[Items from a data source]
^^^^^^^^^^^^^^^^

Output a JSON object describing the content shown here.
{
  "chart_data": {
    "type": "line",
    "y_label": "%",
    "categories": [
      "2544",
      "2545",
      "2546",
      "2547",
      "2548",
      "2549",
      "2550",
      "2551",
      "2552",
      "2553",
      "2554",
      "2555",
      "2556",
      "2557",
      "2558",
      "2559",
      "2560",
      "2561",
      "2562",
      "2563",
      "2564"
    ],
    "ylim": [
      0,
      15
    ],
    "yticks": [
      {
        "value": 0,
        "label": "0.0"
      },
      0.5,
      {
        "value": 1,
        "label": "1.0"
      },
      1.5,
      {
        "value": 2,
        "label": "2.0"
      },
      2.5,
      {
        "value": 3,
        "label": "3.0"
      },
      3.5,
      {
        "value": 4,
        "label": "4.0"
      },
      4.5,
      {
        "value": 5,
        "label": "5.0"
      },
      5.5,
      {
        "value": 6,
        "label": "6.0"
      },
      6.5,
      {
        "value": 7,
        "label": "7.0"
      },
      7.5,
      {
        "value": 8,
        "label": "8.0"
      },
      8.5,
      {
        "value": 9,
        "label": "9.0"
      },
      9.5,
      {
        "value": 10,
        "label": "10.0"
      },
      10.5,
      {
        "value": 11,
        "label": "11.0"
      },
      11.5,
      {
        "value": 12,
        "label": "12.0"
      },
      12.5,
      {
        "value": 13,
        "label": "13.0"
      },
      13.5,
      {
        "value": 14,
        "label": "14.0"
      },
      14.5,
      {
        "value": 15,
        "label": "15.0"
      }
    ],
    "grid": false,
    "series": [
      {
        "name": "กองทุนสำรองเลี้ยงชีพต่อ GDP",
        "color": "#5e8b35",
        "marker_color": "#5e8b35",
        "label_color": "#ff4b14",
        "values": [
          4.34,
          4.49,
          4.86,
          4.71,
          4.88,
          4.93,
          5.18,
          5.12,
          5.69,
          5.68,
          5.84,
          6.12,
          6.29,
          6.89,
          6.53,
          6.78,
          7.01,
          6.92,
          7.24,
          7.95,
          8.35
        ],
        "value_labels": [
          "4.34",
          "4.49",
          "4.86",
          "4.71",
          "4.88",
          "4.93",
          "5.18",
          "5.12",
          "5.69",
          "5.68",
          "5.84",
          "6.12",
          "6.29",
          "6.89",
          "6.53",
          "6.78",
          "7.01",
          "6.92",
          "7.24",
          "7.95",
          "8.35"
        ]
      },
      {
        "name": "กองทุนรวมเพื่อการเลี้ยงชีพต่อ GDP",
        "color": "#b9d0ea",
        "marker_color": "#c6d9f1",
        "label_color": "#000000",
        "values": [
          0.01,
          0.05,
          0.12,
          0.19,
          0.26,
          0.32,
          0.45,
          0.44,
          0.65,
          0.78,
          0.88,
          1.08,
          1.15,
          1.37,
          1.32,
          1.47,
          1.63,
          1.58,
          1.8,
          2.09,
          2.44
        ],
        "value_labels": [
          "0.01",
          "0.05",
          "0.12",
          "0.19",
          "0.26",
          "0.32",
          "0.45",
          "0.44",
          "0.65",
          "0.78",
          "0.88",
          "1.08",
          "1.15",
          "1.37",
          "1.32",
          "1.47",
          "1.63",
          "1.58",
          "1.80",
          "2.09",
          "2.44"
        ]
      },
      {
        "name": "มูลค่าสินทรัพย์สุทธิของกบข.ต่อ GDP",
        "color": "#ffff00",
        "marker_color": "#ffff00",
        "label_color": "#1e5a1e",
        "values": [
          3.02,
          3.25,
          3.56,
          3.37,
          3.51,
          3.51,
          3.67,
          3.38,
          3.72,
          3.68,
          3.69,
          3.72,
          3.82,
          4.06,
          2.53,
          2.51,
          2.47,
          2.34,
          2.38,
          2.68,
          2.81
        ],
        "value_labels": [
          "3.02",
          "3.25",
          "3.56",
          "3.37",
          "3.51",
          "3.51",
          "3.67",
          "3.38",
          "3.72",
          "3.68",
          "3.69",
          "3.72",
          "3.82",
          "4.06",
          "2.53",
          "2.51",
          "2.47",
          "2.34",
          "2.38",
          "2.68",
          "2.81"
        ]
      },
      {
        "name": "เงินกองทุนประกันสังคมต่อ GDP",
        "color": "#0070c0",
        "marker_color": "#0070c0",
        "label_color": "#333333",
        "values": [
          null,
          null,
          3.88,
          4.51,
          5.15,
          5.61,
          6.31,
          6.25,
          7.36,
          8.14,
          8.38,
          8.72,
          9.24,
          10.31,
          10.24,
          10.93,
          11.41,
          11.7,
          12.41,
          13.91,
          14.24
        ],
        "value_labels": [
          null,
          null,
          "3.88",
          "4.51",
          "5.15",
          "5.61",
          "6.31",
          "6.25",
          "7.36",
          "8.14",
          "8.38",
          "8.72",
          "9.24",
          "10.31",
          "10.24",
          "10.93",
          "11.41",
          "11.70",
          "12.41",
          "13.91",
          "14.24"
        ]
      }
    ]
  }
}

^^^^^^^^^^^^^^^^

* _Problem description_
Of the lines above, how many include the word "name"? Reply with the number alone.

* _Output of the exercise_
4